Set task: Copy out every line that contains the word "liny".

╭──

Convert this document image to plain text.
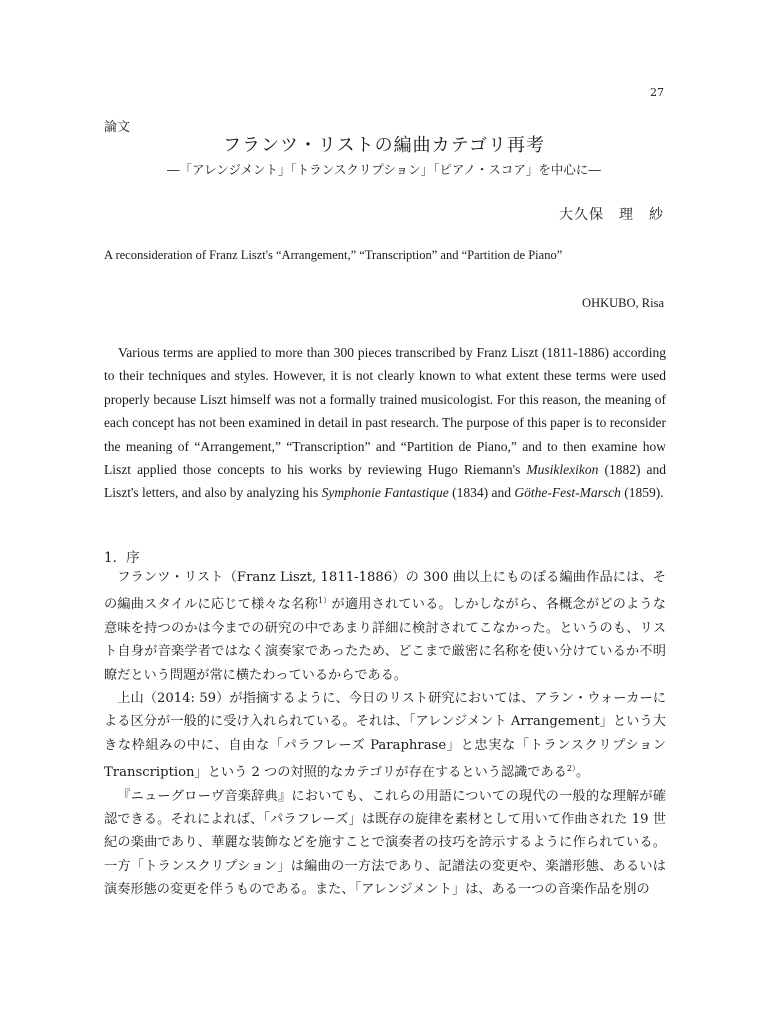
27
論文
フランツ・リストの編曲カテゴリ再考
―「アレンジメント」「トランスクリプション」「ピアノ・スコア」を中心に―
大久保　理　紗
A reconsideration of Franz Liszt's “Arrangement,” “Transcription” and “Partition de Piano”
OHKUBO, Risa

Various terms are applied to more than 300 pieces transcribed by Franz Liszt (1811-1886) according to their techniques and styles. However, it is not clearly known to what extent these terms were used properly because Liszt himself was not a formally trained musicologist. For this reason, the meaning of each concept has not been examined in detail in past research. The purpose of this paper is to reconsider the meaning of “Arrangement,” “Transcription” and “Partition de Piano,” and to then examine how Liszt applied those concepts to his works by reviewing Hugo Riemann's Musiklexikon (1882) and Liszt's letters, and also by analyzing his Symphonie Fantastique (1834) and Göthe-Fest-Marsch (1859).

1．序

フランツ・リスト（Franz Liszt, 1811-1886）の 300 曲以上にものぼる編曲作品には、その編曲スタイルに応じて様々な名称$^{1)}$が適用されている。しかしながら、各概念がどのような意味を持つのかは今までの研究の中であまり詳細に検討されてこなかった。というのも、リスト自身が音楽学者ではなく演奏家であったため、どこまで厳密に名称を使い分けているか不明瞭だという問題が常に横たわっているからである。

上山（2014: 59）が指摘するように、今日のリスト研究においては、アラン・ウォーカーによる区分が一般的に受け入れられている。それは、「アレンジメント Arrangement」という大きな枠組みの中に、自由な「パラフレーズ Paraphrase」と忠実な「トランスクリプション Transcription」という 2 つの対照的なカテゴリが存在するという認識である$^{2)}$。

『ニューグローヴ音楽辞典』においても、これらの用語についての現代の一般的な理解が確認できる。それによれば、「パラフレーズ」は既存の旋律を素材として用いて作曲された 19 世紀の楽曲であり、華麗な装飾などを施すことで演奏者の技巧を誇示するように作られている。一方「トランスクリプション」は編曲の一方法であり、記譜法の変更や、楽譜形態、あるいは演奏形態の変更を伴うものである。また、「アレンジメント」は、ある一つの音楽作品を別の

╰──
╭──

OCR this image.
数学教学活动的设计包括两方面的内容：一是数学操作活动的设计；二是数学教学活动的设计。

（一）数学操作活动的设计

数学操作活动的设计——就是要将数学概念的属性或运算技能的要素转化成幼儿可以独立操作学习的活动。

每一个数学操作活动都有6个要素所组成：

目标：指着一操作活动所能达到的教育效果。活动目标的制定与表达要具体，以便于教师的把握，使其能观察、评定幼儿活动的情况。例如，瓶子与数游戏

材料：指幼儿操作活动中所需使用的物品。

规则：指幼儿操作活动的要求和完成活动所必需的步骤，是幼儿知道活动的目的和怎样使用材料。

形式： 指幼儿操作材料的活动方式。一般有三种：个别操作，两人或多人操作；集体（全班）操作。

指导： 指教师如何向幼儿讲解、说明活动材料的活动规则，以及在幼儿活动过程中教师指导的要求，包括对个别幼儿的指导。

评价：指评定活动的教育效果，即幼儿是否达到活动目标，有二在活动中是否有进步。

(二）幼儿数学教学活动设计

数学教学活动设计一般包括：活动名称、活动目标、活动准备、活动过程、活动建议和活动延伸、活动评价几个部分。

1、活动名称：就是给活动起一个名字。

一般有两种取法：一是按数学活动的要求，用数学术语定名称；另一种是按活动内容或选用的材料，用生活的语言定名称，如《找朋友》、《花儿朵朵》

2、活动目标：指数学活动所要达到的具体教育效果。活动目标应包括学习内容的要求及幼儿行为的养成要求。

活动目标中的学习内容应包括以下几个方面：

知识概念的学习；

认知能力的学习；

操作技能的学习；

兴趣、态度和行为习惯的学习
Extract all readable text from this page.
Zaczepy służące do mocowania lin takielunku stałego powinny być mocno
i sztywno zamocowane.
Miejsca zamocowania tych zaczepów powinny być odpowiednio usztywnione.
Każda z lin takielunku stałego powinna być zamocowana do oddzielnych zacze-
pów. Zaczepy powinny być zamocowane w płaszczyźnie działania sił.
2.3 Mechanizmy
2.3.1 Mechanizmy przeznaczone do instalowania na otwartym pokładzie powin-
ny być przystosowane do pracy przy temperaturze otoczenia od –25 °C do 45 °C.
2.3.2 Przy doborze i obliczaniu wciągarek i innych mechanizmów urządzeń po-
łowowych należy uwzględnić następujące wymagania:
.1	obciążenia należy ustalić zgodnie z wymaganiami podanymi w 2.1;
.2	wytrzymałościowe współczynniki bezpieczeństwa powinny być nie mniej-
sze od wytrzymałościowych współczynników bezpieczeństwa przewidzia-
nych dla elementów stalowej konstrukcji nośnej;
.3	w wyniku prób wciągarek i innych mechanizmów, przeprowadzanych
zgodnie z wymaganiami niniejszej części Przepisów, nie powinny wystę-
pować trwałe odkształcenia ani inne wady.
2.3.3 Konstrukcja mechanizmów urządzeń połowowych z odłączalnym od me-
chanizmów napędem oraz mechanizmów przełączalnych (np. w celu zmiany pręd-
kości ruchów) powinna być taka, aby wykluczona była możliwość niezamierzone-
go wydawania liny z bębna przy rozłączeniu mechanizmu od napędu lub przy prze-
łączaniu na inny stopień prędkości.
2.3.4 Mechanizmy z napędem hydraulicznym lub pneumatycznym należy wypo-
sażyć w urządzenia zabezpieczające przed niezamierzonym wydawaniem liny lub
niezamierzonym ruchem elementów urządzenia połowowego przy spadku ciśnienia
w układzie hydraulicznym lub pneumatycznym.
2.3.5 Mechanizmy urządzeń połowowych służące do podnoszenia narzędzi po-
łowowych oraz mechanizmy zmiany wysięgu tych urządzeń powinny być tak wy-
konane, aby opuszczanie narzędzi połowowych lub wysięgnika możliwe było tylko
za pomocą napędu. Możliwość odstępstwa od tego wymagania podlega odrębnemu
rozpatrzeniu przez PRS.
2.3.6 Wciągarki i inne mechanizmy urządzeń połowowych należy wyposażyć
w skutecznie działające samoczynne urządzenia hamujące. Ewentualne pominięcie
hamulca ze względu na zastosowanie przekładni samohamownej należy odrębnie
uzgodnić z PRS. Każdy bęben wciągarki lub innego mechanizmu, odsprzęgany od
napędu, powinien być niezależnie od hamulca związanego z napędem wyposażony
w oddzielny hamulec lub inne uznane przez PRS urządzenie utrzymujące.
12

╰──
╭──

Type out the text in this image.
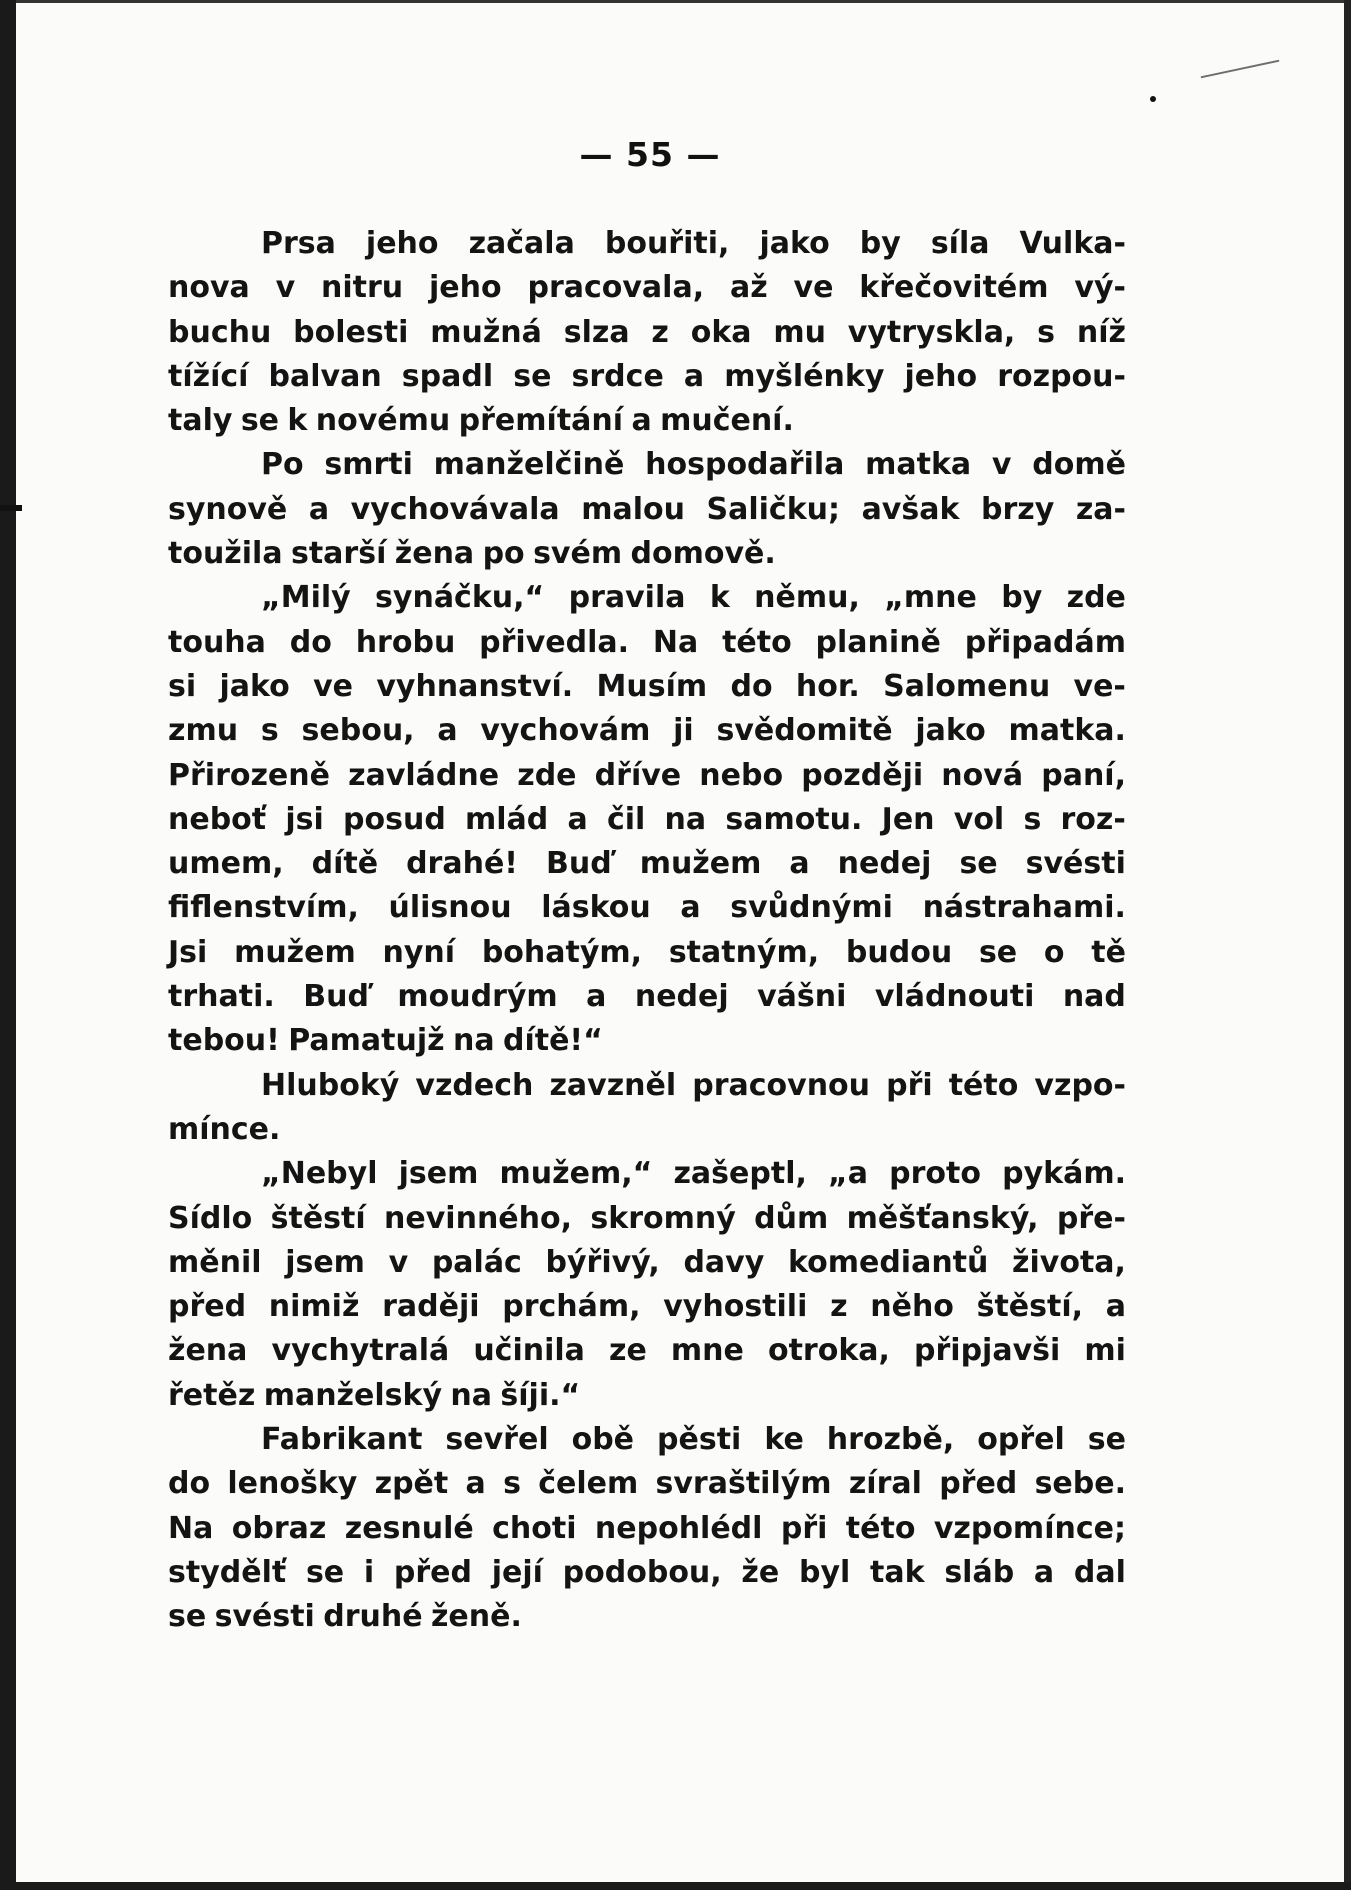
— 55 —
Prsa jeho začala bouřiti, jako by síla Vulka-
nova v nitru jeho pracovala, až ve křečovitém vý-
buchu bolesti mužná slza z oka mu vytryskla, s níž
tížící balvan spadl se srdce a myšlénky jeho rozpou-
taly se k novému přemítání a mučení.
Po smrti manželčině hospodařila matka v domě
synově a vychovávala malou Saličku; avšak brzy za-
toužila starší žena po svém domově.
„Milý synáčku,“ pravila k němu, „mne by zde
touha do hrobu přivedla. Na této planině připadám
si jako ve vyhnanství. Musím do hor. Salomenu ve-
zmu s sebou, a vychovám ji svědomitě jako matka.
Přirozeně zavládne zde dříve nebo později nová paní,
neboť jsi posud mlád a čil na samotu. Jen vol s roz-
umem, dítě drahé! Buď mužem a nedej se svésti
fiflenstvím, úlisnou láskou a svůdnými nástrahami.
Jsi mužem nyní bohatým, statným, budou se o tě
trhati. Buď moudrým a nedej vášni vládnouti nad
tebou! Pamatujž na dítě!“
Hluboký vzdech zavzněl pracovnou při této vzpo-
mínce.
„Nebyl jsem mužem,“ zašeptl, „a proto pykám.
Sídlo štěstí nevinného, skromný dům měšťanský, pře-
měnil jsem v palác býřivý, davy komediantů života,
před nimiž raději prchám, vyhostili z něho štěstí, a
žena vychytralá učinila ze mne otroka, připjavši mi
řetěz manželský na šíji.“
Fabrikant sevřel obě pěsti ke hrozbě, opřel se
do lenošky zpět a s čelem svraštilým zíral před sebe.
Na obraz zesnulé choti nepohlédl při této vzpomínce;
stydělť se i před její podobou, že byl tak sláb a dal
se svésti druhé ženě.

╰──

Completed task:
go wydawania liny z bębna przy rozłączeniu mechanizmu od napędu lub przy prze-
sażyć w urządzenia zabezpieczające przed niezamierzonym wydawaniem liny lub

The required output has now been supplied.